**TASK DIRECTIONS**
Reproduce the listing below verbatim.

**DATA EXTRACT**
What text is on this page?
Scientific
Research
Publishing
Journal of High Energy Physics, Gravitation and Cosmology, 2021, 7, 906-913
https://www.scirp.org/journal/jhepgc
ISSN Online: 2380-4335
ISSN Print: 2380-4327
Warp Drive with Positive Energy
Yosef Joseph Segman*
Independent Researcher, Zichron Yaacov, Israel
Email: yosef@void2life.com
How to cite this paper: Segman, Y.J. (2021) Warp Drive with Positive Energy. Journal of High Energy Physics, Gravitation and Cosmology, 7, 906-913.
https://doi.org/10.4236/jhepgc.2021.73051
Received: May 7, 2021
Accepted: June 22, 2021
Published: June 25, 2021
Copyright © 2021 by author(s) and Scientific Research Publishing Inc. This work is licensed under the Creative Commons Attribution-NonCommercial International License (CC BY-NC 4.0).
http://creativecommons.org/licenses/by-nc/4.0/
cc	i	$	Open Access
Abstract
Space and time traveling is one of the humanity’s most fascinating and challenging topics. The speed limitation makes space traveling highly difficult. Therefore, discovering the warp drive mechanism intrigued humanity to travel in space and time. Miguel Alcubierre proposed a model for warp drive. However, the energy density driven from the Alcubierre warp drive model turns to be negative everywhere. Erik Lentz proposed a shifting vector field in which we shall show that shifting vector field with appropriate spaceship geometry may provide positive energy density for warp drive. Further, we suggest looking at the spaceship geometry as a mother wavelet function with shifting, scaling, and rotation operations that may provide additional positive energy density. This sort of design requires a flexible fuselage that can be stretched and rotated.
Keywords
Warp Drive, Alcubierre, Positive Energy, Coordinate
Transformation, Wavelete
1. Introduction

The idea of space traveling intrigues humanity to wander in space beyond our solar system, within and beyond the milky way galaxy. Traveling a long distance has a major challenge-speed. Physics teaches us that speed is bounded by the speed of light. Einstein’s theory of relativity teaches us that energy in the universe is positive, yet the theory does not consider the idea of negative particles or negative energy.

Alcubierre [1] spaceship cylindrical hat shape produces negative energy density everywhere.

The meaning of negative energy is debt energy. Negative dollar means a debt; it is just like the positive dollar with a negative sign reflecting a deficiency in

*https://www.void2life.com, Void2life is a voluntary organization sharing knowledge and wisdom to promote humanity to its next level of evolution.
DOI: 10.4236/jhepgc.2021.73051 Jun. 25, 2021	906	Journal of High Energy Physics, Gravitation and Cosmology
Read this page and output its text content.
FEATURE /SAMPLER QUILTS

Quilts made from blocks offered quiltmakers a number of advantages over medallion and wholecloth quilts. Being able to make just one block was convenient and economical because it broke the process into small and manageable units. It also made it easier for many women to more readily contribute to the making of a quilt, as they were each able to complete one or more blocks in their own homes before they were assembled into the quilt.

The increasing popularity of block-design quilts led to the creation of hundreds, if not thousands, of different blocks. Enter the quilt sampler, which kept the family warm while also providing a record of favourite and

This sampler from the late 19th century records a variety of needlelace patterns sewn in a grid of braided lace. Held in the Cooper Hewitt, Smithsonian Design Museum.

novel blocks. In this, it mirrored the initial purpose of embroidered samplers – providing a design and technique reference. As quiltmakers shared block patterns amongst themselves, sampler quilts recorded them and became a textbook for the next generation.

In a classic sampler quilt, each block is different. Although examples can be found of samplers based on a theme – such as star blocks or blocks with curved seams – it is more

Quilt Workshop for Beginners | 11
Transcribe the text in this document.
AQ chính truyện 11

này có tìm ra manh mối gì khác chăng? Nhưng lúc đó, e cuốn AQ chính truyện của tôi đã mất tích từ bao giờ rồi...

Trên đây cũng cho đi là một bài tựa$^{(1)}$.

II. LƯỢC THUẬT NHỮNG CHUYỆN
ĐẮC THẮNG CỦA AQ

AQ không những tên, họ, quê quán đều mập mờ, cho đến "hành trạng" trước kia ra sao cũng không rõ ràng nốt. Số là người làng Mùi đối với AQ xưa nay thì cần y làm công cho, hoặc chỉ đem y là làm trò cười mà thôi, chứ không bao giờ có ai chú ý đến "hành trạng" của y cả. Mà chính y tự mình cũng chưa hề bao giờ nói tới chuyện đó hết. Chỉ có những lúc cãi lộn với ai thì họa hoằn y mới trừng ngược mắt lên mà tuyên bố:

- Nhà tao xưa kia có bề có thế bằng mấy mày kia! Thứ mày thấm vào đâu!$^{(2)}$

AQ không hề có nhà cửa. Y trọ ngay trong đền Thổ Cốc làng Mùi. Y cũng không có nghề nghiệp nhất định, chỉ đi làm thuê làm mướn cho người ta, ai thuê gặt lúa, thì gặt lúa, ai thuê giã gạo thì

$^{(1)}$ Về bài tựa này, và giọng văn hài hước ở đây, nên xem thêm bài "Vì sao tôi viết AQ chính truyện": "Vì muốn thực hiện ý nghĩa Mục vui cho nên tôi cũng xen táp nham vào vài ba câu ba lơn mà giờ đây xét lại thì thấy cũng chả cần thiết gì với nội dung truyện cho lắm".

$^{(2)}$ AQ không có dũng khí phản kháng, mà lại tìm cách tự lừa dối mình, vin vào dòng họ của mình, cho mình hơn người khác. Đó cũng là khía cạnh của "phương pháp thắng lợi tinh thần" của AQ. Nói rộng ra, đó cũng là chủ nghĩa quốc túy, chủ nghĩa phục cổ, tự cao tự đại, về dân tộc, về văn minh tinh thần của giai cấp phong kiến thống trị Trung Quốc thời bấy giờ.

**OUTPUT OF THE EXERCISE**
What text is on this page?
Scientific
Research
Publishing
Journal of High Energy Physics, Gravitation and Cosmology, 2021, 7, 906-913
https://www.scirp.org/journal/jhepgc
ISSN Online: 2380-4335
ISSN Print: 2380-4327
Warp Drive with Positive Energy
Yosef Joseph Segman*
Independent Researcher, Zichron Yaacov, Israel
Email: yosef@void2life.com
How to cite this paper: Segman, Y.J. (2021) Warp Drive with Positive Energy. Journal of High Energy Physics, Gravitation and Cosmology, 7, 906-913.
https://doi.org/10.4236/jhepgc.2021.73051
Received: May 7, 2021
Accepted: June 22, 2021
Published: June 25, 2021
Copyright © 2021 by author(s) and Scientific Research Publishing Inc. This work is licensed under the Creative Commons Attribution-NonCommercial International License (CC BY-NC 4.0).
http://creativecommons.org/licenses/by-nc/4.0/
cc	i	$	Open Access
Abstract
Space and time traveling is one of the humanity’s most fascinating and challenging topics. The speed limitation makes space traveling highly difficult. Therefore, discovering the warp drive mechanism intrigued humanity to travel in space and time. Miguel Alcubierre proposed a model for warp drive. However, the energy density driven from the Alcubierre warp drive model turns to be negative everywhere. Erik Lentz proposed a shifting vector field in which we shall show that shifting vector field with appropriate spaceship geometry may provide positive energy density for warp drive. Further, we suggest looking at the spaceship geometry as a mother wavelet function with shifting, scaling, and rotation operations that may provide additional positive energy density. This sort of design requires a flexible fuselage that can be stretched and rotated.
Keywords
Warp Drive, Alcubierre, Positive Energy, Coordinate
Transformation, Wavelete
1. Introduction

The idea of space traveling intrigues humanity to wander in space beyond our solar system, within and beyond the milky way galaxy. Traveling a long distance has a major challenge-speed. Physics teaches us that speed is bounded by the speed of light. Einstein’s theory of relativity teaches us that energy in the universe is positive, yet the theory does not consider the idea of negative particles or negative energy.

Alcubierre [1] spaceship cylindrical hat shape produces negative energy density everywhere.

The meaning of negative energy is debt energy. Negative dollar means a debt; it is just like the positive dollar with a negative sign reflecting a deficiency in

*https://www.void2life.com, Void2life is a voluntary organization sharing knowledge and wisdom to promote humanity to its next level of evolution.
DOI: 10.4236/jhepgc.2021.73051 Jun. 25, 2021	906	Journal of High Energy Physics, Gravitation and Cosmology
Read this page and output its text content.
FEATURE /SAMPLER QUILTS

Quilts made from blocks offered quiltmakers a number of advantages over medallion and wholecloth quilts. Being able to make just one block was convenient and economical because it broke the process into small and manageable units. It also made it easier for many women to more readily contribute to the making of a quilt, as they were each able to complete one or more blocks in their own homes before they were assembled into the quilt.

The increasing popularity of block-design quilts led to the creation of hundreds, if not thousands, of different blocks. Enter the quilt sampler, which kept the family warm while also providing a record of favourite and

This sampler from the late 19th century records a variety of needlelace patterns sewn in a grid of braided lace. Held in the Cooper Hewitt, Smithsonian Design Museum.

novel blocks. In this, it mirrored the initial purpose of embroidered samplers – providing a design and technique reference. As quiltmakers shared block patterns amongst themselves, sampler quilts recorded them and became a textbook for the next generation.

In a classic sampler quilt, each block is different. Although examples can be found of samplers based on a theme – such as star blocks or blocks with curved seams – it is more

Quilt Workshop for Beginners | 11
Transcribe the text in this document.
AQ chính truyện 11

này có tìm ra manh mối gì khác chăng? Nhưng lúc đó, e cuốn AQ chính truyện của tôi đã mất tích từ bao giờ rồi...

Trên đây cũng cho đi là một bài tựa$^{(1)}$.

II. LƯỢC THUẬT NHỮNG CHUYỆN
ĐẮC THẮNG CỦA AQ

AQ không những tên, họ, quê quán đều mập mờ, cho đến "hành trạng" trước kia ra sao cũng không rõ ràng nốt. Số là người làng Mùi đối với AQ xưa nay thì cần y làm công cho, hoặc chỉ đem y là làm trò cười mà thôi, chứ không bao giờ có ai chú ý đến "hành trạng" của y cả. Mà chính y tự mình cũng chưa hề bao giờ nói tới chuyện đó hết. Chỉ có những lúc cãi lộn với ai thì họa hoằn y mới trừng ngược mắt lên mà tuyên bố:

- Nhà tao xưa kia có bề có thế bằng mấy mày kia! Thứ mày thấm vào đâu!$^{(2)}$

AQ không hề có nhà cửa. Y trọ ngay trong đền Thổ Cốc làng Mùi. Y cũng không có nghề nghiệp nhất định, chỉ đi làm thuê làm mướn cho người ta, ai thuê gặt lúa, thì gặt lúa, ai thuê giã gạo thì

$^{(1)}$ Về bài tựa này, và giọng văn hài hước ở đây, nên xem thêm bài "Vì sao tôi viết AQ chính truyện": "Vì muốn thực hiện ý nghĩa Mục vui cho nên tôi cũng xen táp nham vào vài ba câu ba lơn mà giờ đây xét lại thì thấy cũng chả cần thiết gì với nội dung truyện cho lắm".

$^{(2)}$ AQ không có dũng khí phản kháng, mà lại tìm cách tự lừa dối mình, vin vào dòng họ của mình, cho mình hơn người khác. Đó cũng là khía cạnh của "phương pháp thắng lợi tinh thần" của AQ. Nói rộng ra, đó cũng là chủ nghĩa quốc túy, chủ nghĩa phục cổ, tự cao tự đại, về dân tộc, về văn minh tinh thần của giai cấp phong kiến thống trị Trung Quốc thời bấy giờ.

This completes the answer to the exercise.